++++ SOURCE RECORDS ++++

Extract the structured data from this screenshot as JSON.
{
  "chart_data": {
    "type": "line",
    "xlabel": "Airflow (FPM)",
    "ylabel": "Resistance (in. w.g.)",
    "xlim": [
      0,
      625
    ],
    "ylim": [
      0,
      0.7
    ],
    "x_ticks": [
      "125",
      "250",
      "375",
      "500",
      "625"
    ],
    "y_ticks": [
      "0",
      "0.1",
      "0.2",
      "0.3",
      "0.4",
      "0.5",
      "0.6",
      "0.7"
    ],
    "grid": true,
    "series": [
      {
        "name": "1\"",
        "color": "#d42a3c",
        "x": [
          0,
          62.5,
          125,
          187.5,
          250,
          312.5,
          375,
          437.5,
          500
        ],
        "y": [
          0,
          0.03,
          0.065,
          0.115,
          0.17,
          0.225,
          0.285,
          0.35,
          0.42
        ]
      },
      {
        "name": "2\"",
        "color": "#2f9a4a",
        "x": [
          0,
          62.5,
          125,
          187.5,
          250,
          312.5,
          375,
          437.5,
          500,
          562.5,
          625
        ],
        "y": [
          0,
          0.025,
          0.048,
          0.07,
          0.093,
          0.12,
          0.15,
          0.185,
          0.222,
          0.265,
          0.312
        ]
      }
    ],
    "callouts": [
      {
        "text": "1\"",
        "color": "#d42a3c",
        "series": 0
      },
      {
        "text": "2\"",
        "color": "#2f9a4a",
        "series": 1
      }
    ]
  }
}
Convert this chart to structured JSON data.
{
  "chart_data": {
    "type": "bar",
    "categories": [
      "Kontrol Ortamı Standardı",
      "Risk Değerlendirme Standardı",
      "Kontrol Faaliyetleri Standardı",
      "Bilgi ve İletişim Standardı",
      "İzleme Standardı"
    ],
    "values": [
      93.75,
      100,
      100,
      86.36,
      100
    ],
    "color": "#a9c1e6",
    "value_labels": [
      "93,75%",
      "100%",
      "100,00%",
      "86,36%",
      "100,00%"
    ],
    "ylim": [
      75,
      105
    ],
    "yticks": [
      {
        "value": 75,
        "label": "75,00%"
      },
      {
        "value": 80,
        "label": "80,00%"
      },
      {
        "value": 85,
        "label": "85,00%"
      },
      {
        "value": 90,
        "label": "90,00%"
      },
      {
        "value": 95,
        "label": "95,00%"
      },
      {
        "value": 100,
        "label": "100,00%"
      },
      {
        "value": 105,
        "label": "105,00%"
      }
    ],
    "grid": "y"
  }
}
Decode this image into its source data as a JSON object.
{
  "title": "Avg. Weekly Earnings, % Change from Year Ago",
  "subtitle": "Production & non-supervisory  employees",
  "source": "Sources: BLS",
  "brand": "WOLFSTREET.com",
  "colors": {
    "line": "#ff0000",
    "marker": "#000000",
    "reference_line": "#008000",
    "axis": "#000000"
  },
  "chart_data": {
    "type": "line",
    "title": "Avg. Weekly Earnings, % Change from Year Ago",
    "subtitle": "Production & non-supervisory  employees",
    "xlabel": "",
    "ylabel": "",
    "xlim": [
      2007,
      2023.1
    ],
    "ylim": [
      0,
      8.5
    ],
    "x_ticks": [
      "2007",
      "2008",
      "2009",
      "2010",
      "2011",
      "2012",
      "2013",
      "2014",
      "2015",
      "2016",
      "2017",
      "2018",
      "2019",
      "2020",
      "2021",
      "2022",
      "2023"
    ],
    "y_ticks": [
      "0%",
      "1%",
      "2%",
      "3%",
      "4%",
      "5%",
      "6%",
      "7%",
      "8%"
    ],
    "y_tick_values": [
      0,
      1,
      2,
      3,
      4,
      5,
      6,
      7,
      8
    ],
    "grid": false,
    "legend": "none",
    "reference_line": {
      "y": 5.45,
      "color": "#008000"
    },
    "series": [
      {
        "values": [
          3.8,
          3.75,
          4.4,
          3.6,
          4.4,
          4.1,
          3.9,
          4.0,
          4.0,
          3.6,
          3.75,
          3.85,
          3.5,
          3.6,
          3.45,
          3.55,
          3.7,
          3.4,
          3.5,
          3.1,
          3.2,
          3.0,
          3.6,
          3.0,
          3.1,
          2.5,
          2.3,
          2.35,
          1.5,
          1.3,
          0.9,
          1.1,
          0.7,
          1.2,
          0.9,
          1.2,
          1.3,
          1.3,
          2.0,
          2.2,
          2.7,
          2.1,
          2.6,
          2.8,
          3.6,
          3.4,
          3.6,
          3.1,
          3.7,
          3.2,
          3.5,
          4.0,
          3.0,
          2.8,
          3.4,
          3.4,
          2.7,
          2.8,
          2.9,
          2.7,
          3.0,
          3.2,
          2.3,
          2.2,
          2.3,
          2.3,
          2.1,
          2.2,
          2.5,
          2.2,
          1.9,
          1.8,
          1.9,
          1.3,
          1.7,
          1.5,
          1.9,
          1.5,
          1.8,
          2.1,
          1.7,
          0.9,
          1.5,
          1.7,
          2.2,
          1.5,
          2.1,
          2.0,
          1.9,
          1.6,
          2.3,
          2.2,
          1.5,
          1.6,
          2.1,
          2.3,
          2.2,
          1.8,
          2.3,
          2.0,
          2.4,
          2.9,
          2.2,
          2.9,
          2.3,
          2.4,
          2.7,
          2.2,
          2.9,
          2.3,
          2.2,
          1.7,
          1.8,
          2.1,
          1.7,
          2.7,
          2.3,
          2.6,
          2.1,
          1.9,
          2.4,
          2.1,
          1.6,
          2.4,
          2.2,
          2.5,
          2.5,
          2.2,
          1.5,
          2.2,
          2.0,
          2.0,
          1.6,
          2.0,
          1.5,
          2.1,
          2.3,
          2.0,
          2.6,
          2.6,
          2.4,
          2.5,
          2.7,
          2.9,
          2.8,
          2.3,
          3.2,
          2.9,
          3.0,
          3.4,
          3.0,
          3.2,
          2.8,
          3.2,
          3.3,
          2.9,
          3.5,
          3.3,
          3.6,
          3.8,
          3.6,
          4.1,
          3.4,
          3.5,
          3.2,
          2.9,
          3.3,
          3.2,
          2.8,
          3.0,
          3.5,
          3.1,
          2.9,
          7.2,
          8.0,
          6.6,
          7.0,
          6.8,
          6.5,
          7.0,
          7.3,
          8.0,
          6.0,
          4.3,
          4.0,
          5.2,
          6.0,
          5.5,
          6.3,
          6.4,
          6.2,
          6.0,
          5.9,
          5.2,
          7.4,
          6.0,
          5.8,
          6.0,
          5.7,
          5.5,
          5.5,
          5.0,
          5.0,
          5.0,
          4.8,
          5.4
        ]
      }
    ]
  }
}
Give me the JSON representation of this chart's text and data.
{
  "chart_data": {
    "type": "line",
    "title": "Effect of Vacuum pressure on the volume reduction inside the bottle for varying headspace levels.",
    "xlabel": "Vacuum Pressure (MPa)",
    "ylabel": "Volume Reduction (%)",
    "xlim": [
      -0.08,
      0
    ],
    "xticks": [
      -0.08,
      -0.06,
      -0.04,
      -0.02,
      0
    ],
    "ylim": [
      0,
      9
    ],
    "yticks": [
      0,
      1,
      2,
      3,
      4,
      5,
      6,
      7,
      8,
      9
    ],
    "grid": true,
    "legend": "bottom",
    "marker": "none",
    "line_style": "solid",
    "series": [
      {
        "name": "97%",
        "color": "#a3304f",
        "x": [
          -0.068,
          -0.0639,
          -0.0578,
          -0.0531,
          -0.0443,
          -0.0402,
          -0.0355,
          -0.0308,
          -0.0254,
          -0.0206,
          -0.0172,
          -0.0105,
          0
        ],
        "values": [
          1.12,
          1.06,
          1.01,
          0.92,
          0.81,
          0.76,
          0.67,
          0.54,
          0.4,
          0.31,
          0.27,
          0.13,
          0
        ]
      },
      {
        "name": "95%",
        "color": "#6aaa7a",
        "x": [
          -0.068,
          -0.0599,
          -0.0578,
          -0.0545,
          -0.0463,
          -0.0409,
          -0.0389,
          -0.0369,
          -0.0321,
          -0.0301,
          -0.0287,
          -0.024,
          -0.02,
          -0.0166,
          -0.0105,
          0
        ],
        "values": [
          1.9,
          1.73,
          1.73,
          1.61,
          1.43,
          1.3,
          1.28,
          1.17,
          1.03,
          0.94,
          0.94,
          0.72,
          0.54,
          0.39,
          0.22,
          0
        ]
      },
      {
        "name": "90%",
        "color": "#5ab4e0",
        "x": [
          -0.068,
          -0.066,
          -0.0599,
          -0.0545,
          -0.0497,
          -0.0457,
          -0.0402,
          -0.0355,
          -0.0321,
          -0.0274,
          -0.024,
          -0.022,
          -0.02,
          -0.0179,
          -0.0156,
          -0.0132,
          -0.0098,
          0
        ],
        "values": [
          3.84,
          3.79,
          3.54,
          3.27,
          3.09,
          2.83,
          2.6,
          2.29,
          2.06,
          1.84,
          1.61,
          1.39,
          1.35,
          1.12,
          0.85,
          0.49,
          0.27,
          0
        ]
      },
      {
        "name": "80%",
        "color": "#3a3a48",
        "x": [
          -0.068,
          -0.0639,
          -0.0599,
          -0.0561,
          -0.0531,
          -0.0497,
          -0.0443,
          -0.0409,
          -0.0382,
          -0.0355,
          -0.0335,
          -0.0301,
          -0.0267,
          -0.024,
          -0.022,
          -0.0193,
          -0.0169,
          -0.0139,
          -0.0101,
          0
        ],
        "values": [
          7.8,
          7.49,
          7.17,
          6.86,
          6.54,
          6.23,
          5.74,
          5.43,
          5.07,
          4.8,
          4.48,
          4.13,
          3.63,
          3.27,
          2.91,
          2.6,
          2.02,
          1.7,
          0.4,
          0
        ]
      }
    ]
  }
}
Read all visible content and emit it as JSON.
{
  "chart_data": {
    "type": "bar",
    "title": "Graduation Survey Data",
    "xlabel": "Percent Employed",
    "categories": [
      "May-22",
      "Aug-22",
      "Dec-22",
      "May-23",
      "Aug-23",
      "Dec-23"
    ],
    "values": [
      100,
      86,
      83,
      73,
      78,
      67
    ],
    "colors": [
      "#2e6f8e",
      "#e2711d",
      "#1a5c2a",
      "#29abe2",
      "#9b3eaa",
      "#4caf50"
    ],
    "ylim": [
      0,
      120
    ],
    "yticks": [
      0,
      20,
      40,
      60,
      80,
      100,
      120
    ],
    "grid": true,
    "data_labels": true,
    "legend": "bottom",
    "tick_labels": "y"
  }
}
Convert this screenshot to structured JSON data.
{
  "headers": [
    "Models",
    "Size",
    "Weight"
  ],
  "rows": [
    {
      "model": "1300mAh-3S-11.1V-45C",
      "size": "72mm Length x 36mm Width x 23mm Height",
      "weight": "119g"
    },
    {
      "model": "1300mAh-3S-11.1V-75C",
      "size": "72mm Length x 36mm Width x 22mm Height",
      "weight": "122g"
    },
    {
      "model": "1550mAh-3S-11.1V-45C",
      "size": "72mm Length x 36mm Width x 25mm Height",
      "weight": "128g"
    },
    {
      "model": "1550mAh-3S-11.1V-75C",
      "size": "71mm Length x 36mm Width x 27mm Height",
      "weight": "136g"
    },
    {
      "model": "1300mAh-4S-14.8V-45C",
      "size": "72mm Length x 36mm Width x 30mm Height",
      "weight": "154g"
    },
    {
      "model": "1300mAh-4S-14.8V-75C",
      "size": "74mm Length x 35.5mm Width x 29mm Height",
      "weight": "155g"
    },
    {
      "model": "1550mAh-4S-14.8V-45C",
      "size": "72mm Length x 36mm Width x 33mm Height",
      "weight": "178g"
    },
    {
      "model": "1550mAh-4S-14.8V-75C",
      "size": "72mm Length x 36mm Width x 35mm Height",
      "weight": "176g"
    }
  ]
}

++++

▶ [TASK DIRECTIONS]: Take every line that includes the string "this" and copy it.

▶ [WRITTEN SOLUTION]:
Extract the structured data from this screenshot as JSON.
Convert this chart to structured JSON data.
Decode this image into its source data as a JSON object.
Give me the JSON representation of this chart's text and data.
Convert this screenshot to structured JSON data.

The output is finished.